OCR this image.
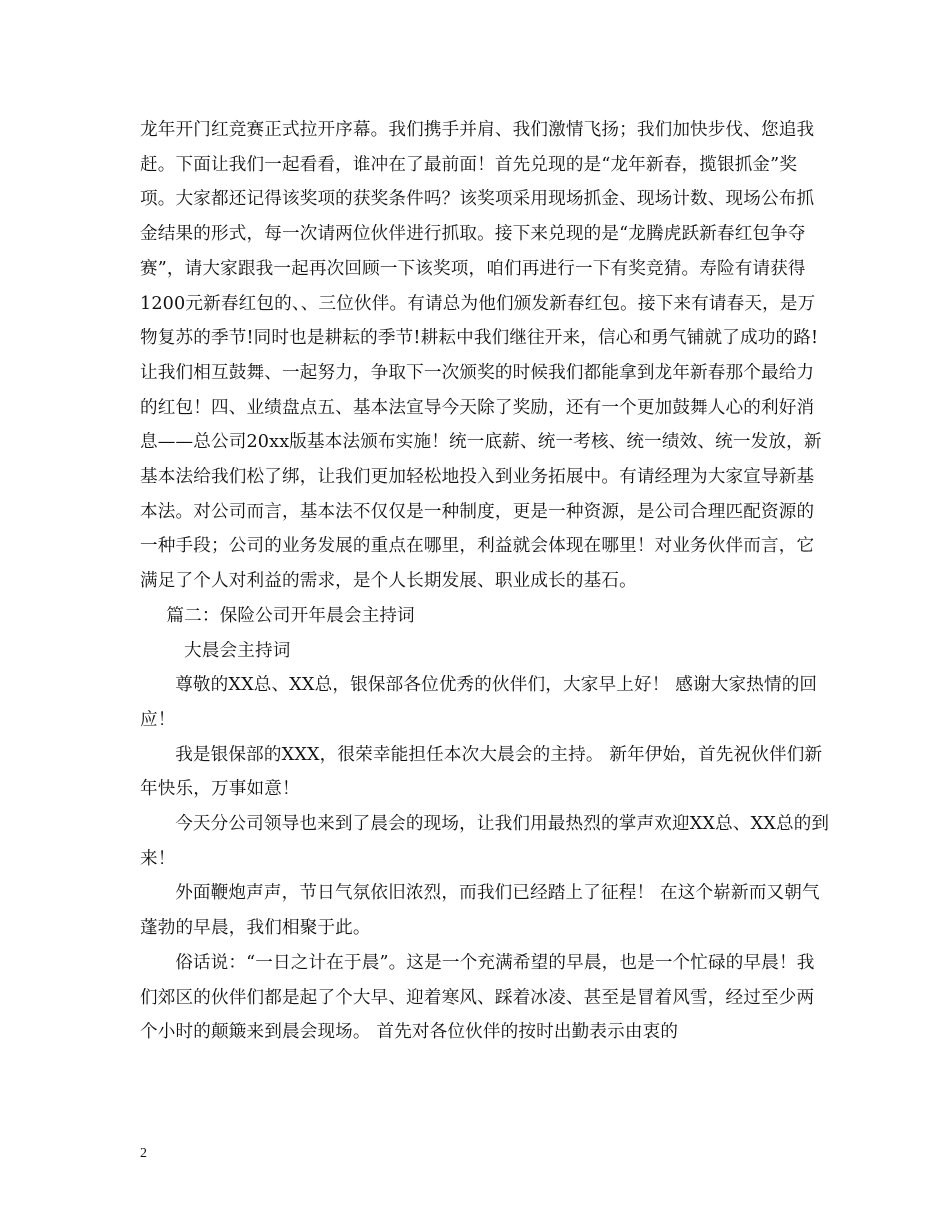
龙年开门红竞赛正式拉开序幕。我们携手并肩、我们激情飞扬；我们加快步伐、您追我赶。下面让我们一起看看，谁冲在了最前面！首先兑现的是“龙年新春，揽银抓金”奖项。大家都还记得该奖项的获奖条件吗？该奖项采用现场抓金、现场计数、现场公布抓金结果的形式，每一次请两位伙伴进行抓取。接下来兑现的是“龙腾虎跃新春红包争夺赛”，请大家跟我一起再次回顾一下该奖项，咱们再进行一下有奖竞猜。寿险有请获得1200元新春红包的、、三位伙伴。有请总为他们颁发新春红包。接下来有请春天，是万物复苏的季节!同时也是耕耘的季节!耕耘中我们继往开来，信心和勇气铺就了成功的路!让我们相互鼓舞、一起努力，争取下一次颁奖的时候我们都能拿到龙年新春那个最给力的红包！四、业绩盘点五、基本法宣导今天除了奖励，还有一个更加鼓舞人心的利好消息——总公司20xx版基本法颁布实施！统一底薪、统一考核、统一绩效、统一发放，新基本法给我们松了绑，让我们更加轻松地投入到业务拓展中。有请经理为大家宣导新基本法。对公司而言，基本法不仅仅是一种制度，更是一种资源，是公司合理匹配资源的一种手段；公司的业务发展的重点在哪里，利益就会体现在哪里！对业务伙伴而言，它满足了个人对利益的需求，是个人长期发展、职业成长的基石。

篇二：保险公司开年晨会主持词

大晨会主持词

尊敬的XX总、XX总，银保部各位优秀的伙伴们，大家早上好！ 感谢大家热情的回应！

我是银保部的XXX，很荣幸能担任本次大晨会的主持。 新年伊始，首先祝伙伴们新年快乐，万事如意！

今天分公司领导也来到了晨会的现场，让我们用最热烈的掌声欢迎XX总、XX总的到来！

外面鞭炮声声，节日气氛依旧浓烈，而我们已经踏上了征程！ 在这个崭新而又朝气蓬勃的早晨，我们相聚于此。

俗话说：“一日之计在于晨”。这是一个充满希望的早晨，也是一个忙碌的早晨！我们郊区的伙伴们都是起了个大早、迎着寒风、踩着冰凌、甚至是冒着风雪，经过至少两个小时的颠簸来到晨会现场。 首先对各位伙伴的按时出勤表示由衷的

2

**Challenge**: Return each line of the data, keeping its wording exact and omitting pictures.

**Exercise response**:
OCR this image.
龙年开门红竞赛正式拉开序幕。我们携手并肩、我们激情飞扬；我们加快步伐、您追我赶。下面让我们一起看看，谁冲在了最前面！首先兑现的是“龙年新春，揽银抓金”奖项。大家都还记得该奖项的获奖条件吗？该奖项采用现场抓金、现场计数、现场公布抓金结果的形式，每一次请两位伙伴进行抓取。接下来兑现的是“龙腾虎跃新春红包争夺赛”，请大家跟我一起再次回顾一下该奖项，咱们再进行一下有奖竞猜。寿险有请获得1200元新春红包的、、三位伙伴。有请总为他们颁发新春红包。接下来有请春天，是万物复苏的季节!同时也是耕耘的季节!耕耘中我们继往开来，信心和勇气铺就了成功的路!让我们相互鼓舞、一起努力，争取下一次颁奖的时候我们都能拿到龙年新春那个最给力的红包！四、业绩盘点五、基本法宣导今天除了奖励，还有一个更加鼓舞人心的利好消息——总公司20xx版基本法颁布实施！统一底薪、统一考核、统一绩效、统一发放，新基本法给我们松了绑，让我们更加轻松地投入到业务拓展中。有请经理为大家宣导新基本法。对公司而言，基本法不仅仅是一种制度，更是一种资源，是公司合理匹配资源的一种手段；公司的业务发展的重点在哪里，利益就会体现在哪里！对业务伙伴而言，它满足了个人对利益的需求，是个人长期发展、职业成长的基石。

篇二：保险公司开年晨会主持词

大晨会主持词

尊敬的XX总、XX总，银保部各位优秀的伙伴们，大家早上好！ 感谢大家热情的回应！

我是银保部的XXX，很荣幸能担任本次大晨会的主持。 新年伊始，首先祝伙伴们新年快乐，万事如意！

今天分公司领导也来到了晨会的现场，让我们用最热烈的掌声欢迎XX总、XX总的到来！

外面鞭炮声声，节日气氛依旧浓烈，而我们已经踏上了征程！ 在这个崭新而又朝气蓬勃的早晨，我们相聚于此。

俗话说：“一日之计在于晨”。这是一个充满希望的早晨，也是一个忙碌的早晨！我们郊区的伙伴们都是起了个大早、迎着寒风、踩着冰凌、甚至是冒着风雪，经过至少两个小时的颠簸来到晨会现场。 首先对各位伙伴的按时出勤表示由衷的

2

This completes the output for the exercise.